### [To be done]
Under this task are some entries; return every one of them exactly.
___ Records for this task
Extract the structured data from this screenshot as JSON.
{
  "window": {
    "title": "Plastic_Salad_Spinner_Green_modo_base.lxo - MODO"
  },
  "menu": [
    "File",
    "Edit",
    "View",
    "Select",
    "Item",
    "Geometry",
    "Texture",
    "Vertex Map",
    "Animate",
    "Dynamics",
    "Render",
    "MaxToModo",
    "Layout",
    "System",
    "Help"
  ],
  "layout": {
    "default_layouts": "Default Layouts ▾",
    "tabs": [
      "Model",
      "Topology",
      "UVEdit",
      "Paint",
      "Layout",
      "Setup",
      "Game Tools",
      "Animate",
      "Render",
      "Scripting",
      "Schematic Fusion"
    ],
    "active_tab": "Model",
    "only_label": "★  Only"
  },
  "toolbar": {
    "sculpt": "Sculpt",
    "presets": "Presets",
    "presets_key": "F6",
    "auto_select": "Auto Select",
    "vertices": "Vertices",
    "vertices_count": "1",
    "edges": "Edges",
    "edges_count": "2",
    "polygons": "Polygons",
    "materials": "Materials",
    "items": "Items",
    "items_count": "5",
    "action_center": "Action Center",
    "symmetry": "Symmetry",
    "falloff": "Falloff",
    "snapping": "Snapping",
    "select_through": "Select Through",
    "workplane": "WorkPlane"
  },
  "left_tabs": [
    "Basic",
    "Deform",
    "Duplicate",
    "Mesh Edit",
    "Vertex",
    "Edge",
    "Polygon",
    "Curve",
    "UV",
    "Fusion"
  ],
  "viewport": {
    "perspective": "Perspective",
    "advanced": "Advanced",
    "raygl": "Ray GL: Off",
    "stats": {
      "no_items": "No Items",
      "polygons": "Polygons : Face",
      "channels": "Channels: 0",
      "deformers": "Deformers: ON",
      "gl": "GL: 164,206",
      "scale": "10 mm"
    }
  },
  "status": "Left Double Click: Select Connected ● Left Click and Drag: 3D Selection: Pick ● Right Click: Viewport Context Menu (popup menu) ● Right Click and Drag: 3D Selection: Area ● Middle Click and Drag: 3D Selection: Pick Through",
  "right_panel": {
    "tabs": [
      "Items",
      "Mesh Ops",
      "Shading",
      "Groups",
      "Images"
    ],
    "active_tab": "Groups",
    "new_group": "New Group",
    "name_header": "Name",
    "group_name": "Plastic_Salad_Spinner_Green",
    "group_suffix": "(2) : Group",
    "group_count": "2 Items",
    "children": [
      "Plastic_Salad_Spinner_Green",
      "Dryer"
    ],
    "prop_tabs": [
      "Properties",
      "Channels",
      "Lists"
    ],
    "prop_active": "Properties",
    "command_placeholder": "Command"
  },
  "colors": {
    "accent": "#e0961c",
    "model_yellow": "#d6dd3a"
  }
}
______
### [Solution]
Extract the structured data from this screenshot as JSON.
{
  "window": {
    "title": "Plastic_Salad_Spinner_Green_modo_base.lxo - MODO"
  },
  "menu": [
    "File",
    "Edit",
    "View",
    "Select",
    "Item",
    "Geometry",
    "Texture",
    "Vertex Map",
    "Animate",
    "Dynamics",
    "Render",
    "MaxToModo",
    "Layout",
    "System",
    "Help"
  ],
  "layout": {
    "default_layouts": "Default Layouts ▾",
    "tabs": [
      "Model",
      "Topology",
      "UVEdit",
      "Paint",
      "Layout",
      "Setup",
      "Game Tools",
      "Animate",
      "Render",
      "Scripting",
      "Schematic Fusion"
    ],
    "active_tab": "Model",
    "only_label": "★  Only"
  },
  "toolbar": {
    "sculpt": "Sculpt",
    "presets": "Presets",
    "presets_key": "F6",
    "auto_select": "Auto Select",
    "vertices": "Vertices",
    "vertices_count": "1",
    "edges": "Edges",
    "edges_count": "2",
    "polygons": "Polygons",
    "materials": "Materials",
    "items": "Items",
    "items_count": "5",
    "action_center": "Action Center",
    "symmetry": "Symmetry",
    "falloff": "Falloff",
    "snapping": "Snapping",
    "select_through": "Select Through",
    "workplane": "WorkPlane"
  },
  "left_tabs": [
    "Basic",
    "Deform",
    "Duplicate",
    "Mesh Edit",
    "Vertex",
    "Edge",
    "Polygon",
    "Curve",
    "UV",
    "Fusion"
  ],
  "viewport": {
    "perspective": "Perspective",
    "advanced": "Advanced",
    "raygl": "Ray GL: Off",
    "stats": {
      "no_items": "No Items",
      "polygons": "Polygons : Face",
      "channels": "Channels: 0",
      "deformers": "Deformers: ON",
      "gl": "GL: 164,206",
      "scale": "10 mm"
    }
  },
  "status": "Left Double Click: Select Connected ● Left Click and Drag: 3D Selection: Pick ● Right Click: Viewport Context Menu (popup menu) ● Right Click and Drag: 3D Selection: Area ● Middle Click and Drag: 3D Selection: Pick Through",
  "right_panel": {
    "tabs": [
      "Items",
      "Mesh Ops",
      "Shading",
      "Groups",
      "Images"
    ],
    "active_tab": "Groups",
    "new_group": "New Group",
    "name_header": "Name",
    "group_name": "Plastic_Salad_Spinner_Green",
    "group_suffix": "(2) : Group",
    "group_count": "2 Items",
    "children": [
      "Plastic_Salad_Spinner_Green",
      "Dryer"
    ],
    "prop_tabs": [
      "Properties",
      "Channels",
      "Lists"
    ],
    "prop_active": "Properties",
    "command_placeholder": "Command"
  },
  "colors": {
    "accent": "#e0961c",
    "model_yellow": "#d6dd3a"
  }
}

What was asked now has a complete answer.